#### Dataset:

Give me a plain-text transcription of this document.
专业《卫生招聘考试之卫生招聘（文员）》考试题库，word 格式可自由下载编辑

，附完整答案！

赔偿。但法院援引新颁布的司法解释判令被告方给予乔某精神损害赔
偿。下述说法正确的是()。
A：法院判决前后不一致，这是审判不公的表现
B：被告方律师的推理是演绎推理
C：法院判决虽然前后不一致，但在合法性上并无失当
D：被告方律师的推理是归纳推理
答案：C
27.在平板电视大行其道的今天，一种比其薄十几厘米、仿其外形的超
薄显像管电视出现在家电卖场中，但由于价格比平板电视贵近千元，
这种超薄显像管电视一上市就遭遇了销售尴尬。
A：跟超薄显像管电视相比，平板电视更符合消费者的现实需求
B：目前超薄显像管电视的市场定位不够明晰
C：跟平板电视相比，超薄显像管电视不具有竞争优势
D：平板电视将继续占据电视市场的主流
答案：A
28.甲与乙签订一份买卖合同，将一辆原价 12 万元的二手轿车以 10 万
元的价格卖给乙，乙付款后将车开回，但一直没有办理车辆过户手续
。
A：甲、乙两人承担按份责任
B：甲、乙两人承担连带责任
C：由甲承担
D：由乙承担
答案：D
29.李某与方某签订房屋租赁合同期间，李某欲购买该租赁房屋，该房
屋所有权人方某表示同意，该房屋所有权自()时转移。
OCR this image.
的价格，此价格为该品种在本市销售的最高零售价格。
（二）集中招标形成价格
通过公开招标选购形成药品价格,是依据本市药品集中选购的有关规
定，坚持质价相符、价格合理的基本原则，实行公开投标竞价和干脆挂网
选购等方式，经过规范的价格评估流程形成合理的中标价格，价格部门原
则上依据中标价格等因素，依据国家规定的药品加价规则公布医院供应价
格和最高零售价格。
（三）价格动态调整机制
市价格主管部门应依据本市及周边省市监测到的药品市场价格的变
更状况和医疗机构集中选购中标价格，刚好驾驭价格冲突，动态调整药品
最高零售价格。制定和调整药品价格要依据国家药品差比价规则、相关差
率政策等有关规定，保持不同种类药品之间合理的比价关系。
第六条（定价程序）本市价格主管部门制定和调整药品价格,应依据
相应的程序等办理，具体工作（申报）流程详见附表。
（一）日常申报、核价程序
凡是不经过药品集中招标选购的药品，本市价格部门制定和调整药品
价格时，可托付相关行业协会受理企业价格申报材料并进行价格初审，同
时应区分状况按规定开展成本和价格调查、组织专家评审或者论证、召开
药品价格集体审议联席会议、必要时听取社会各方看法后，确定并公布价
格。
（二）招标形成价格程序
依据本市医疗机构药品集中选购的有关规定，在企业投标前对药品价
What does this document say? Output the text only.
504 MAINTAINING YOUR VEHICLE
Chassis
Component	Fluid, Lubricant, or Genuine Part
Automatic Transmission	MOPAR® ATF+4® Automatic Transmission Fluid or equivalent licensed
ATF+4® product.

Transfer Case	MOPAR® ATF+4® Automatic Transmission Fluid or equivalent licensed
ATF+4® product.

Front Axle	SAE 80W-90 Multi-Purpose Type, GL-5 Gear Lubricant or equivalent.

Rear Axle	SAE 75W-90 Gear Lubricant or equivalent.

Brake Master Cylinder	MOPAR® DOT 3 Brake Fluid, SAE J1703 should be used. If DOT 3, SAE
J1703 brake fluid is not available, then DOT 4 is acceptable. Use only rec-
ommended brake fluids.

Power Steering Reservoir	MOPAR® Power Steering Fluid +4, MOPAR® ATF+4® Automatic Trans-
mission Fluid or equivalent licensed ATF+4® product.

#### Task details:
Copy every line that includes the string "this" from the material above.

#### Exercise answer:
Give me a plain-text transcription of this document.
OCR this image.
What does this document say? Output the text only.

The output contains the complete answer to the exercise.